Goal of the exercise
Please write out the material below exactly as given.

Collection entries

####################

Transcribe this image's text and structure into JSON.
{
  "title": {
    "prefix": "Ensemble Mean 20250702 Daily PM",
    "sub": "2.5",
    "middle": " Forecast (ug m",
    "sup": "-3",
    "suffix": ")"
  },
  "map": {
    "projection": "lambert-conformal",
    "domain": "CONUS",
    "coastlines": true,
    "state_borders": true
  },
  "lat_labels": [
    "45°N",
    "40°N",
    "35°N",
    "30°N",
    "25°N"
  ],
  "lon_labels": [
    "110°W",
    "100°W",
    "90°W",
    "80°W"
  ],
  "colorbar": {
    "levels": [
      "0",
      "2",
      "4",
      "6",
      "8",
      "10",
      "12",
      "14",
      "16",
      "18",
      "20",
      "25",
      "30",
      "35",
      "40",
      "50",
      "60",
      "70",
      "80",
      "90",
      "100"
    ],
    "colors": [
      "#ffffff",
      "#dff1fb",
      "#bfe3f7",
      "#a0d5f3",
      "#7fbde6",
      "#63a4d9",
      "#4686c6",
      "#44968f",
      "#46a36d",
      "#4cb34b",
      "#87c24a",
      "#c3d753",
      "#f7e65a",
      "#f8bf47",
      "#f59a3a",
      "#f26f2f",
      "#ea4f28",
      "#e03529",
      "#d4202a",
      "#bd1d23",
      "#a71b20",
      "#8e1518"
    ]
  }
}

####################

Solution to this exercise
Transcribe this image's text and structure into JSON.
{
  "title": {
    "prefix": "Ensemble Mean 20250702 Daily PM",
    "sub": "2.5",
    "middle": " Forecast (ug m",
    "sup": "-3",
    "suffix": ")"
  },
  "map": {
    "projection": "lambert-conformal",
    "domain": "CONUS",
    "coastlines": true,
    "state_borders": true
  },
  "lat_labels": [
    "45°N",
    "40°N",
    "35°N",
    "30°N",
    "25°N"
  ],
  "lon_labels": [
    "110°W",
    "100°W",
    "90°W",
    "80°W"
  ],
  "colorbar": {
    "levels": [
      "0",
      "2",
      "4",
      "6",
      "8",
      "10",
      "12",
      "14",
      "16",
      "18",
      "20",
      "25",
      "30",
      "35",
      "40",
      "50",
      "60",
      "70",
      "80",
      "90",
      "100"
    ],
    "colors": [
      "#ffffff",
      "#dff1fb",
      "#bfe3f7",
      "#a0d5f3",
      "#7fbde6",
      "#63a4d9",
      "#4686c6",
      "#44968f",
      "#46a36d",
      "#4cb34b",
      "#87c24a",
      "#c3d753",
      "#f7e65a",
      "#f8bf47",
      "#f59a3a",
      "#f26f2f",
      "#ea4f28",
      "#e03529",
      "#d4202a",
      "#bd1d23",
      "#a71b20",
      "#8e1518"
    ]
  }
}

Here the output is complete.